▶ _EXERCISE TASK_: Copy out the lines that have "MONTANT" in them.

▶ _EXERCISE MATERIALS_:
********

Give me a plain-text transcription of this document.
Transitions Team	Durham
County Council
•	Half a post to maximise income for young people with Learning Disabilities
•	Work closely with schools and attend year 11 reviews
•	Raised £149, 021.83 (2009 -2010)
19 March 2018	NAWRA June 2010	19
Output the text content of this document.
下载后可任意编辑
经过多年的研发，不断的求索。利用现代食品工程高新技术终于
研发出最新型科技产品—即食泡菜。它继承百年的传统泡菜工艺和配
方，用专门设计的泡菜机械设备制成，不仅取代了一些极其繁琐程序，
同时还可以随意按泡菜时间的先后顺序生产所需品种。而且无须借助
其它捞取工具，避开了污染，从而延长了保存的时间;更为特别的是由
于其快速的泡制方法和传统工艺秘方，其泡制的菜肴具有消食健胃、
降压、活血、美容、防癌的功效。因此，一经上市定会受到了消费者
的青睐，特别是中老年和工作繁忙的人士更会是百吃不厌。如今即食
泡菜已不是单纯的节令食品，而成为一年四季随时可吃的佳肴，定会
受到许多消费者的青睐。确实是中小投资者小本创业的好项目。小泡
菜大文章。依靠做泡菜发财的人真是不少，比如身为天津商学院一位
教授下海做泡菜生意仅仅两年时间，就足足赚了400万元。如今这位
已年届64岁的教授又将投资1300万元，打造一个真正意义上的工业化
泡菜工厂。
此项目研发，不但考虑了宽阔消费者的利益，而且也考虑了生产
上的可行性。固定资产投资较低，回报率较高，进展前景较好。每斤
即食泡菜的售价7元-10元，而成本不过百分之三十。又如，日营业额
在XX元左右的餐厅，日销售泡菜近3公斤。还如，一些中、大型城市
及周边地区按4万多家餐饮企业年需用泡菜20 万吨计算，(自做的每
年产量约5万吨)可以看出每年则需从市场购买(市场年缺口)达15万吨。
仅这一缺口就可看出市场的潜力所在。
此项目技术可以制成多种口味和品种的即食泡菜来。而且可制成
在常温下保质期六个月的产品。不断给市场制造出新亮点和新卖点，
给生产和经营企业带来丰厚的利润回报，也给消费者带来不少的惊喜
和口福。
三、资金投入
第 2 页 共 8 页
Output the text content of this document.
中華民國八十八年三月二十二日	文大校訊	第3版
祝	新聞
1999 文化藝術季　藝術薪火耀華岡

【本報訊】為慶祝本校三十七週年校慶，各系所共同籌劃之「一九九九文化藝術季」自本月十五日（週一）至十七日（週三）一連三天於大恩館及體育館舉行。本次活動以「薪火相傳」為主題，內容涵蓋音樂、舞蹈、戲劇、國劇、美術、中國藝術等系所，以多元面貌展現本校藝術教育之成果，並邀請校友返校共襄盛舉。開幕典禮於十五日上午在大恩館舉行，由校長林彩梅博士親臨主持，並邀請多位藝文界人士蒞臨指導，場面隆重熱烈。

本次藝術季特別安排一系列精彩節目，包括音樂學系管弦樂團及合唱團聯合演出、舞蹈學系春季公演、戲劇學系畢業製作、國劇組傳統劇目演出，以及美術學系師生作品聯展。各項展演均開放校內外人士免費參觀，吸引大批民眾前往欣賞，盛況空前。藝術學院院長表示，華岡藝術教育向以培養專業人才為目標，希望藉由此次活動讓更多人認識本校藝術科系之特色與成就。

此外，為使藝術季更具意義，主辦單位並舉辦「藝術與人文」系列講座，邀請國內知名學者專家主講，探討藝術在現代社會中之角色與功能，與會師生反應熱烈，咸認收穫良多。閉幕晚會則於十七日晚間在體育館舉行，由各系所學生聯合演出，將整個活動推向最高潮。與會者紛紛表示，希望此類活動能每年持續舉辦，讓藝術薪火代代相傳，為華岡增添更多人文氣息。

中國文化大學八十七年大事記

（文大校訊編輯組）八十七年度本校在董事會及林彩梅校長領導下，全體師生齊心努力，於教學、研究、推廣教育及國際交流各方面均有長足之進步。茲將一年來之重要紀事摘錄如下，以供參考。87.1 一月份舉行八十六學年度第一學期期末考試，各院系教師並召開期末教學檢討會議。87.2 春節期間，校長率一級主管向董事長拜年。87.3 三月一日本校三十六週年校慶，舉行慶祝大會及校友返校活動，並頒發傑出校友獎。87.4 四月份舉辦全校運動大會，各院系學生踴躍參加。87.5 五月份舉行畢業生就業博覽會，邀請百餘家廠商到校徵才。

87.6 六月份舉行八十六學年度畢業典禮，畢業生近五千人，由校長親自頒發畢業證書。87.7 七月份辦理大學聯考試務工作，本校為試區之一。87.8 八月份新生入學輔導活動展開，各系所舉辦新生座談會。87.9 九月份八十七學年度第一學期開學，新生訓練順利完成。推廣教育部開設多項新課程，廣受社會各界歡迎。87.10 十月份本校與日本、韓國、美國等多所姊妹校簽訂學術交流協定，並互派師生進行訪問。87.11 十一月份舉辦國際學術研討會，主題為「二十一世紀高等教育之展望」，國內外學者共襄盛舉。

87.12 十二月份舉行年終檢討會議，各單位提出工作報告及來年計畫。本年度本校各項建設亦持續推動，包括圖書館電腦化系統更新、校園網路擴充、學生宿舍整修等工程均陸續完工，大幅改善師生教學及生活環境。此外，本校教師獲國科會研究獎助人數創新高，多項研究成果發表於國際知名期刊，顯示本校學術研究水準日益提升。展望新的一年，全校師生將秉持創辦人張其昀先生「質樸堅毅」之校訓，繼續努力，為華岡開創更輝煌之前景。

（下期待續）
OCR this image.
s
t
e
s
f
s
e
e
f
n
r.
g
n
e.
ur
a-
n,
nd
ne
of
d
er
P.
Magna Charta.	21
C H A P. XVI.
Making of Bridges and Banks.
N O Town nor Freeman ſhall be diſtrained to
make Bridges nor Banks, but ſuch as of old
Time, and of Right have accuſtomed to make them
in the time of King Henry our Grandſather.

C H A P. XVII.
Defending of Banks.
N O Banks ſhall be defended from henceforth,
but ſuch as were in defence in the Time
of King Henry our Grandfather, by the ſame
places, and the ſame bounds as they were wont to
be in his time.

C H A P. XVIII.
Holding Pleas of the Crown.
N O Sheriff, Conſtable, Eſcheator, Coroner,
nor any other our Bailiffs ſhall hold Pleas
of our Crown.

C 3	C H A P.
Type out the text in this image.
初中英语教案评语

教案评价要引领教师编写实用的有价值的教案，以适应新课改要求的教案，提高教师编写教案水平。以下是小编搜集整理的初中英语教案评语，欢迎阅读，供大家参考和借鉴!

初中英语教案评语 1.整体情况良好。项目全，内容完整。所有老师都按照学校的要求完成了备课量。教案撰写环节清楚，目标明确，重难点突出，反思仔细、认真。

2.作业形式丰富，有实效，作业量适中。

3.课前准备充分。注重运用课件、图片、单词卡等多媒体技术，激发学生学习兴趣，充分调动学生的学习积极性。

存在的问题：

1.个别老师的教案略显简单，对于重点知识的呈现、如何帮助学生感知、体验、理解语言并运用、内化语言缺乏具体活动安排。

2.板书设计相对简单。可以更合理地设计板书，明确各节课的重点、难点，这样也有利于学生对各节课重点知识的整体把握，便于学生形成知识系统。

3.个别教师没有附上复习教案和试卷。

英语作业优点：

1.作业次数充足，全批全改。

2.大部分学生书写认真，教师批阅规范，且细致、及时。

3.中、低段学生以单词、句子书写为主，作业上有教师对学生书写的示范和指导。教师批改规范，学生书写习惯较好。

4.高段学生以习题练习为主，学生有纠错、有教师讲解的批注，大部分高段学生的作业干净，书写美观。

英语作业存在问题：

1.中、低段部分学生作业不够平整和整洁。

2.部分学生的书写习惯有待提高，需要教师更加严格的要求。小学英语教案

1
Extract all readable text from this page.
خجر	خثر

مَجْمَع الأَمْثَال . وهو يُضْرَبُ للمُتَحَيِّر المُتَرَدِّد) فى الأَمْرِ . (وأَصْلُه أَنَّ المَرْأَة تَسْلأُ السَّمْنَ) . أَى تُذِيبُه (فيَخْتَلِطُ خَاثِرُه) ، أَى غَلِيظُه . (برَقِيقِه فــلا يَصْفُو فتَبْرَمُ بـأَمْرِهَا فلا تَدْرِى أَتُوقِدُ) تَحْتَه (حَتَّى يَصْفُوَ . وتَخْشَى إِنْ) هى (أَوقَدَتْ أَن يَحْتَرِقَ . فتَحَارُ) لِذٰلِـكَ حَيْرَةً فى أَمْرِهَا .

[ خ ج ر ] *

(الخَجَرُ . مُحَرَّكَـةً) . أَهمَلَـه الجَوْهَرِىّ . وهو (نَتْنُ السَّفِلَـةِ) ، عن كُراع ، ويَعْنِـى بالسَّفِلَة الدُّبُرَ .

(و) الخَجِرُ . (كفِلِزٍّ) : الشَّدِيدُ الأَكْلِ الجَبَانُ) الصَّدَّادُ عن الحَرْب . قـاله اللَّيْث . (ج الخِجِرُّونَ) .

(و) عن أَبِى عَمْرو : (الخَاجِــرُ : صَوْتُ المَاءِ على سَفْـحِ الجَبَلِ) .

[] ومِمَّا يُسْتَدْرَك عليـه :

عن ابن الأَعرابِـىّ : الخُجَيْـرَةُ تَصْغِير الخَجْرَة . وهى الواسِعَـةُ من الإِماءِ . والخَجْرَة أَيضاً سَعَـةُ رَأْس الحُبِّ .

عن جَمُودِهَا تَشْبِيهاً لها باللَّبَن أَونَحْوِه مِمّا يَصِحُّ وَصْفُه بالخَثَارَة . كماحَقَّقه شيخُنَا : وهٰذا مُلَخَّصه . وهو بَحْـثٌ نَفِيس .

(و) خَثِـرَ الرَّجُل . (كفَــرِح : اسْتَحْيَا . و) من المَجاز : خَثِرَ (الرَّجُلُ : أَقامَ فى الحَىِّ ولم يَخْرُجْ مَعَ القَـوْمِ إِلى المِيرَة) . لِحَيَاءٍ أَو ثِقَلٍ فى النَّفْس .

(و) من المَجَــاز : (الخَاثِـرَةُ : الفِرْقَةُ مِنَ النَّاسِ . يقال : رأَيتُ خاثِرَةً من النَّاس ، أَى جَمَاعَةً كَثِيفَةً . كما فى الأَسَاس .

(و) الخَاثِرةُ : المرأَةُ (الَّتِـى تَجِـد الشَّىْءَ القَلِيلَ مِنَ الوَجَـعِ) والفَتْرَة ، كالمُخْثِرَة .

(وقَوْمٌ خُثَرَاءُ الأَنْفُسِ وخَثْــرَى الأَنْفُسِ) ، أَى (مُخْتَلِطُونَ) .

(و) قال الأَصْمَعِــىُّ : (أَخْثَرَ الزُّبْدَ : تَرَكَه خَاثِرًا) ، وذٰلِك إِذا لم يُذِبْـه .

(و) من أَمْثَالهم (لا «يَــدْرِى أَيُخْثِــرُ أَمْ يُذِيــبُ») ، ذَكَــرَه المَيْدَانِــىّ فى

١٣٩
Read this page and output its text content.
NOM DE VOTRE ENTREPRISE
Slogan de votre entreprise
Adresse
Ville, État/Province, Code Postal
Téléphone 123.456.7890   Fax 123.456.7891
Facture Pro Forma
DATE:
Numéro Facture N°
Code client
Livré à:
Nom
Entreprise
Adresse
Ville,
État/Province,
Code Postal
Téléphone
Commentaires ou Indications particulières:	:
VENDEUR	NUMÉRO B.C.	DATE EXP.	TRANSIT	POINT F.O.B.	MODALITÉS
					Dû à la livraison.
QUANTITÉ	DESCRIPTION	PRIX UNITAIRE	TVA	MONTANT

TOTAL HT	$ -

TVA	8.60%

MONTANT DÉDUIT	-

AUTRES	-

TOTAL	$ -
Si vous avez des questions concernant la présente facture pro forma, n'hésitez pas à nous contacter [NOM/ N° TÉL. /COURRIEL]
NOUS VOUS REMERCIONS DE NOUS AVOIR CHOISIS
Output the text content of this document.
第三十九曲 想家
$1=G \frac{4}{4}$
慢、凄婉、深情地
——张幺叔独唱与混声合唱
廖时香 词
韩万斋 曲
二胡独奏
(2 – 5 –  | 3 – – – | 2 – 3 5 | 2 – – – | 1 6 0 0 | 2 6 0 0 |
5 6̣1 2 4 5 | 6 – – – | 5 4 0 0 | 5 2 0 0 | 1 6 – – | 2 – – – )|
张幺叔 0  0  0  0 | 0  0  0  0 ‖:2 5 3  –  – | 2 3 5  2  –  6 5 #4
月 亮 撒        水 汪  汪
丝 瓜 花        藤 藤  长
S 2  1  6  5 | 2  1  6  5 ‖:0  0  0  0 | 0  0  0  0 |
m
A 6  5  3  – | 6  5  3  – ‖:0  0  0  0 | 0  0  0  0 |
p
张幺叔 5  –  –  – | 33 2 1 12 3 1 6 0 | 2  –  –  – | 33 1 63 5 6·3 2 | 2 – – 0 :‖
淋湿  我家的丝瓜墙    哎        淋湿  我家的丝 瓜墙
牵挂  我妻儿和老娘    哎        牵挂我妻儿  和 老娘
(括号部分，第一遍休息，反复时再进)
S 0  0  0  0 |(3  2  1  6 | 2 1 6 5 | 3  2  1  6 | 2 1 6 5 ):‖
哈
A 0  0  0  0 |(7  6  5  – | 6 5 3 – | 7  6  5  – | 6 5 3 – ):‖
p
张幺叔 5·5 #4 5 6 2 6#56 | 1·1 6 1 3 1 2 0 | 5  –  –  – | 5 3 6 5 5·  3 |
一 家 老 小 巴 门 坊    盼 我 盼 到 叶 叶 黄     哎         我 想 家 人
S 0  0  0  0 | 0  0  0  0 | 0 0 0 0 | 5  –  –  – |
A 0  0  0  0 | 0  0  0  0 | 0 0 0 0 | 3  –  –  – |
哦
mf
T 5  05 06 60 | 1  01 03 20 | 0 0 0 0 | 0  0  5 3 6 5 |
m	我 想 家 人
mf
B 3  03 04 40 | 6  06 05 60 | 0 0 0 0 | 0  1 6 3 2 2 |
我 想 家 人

********

▶ _REPLY_:
QUANTITÉ	DESCRIPTION	PRIX UNITAIRE	TVA	MONTANT
MONTANT DÉDUIT	-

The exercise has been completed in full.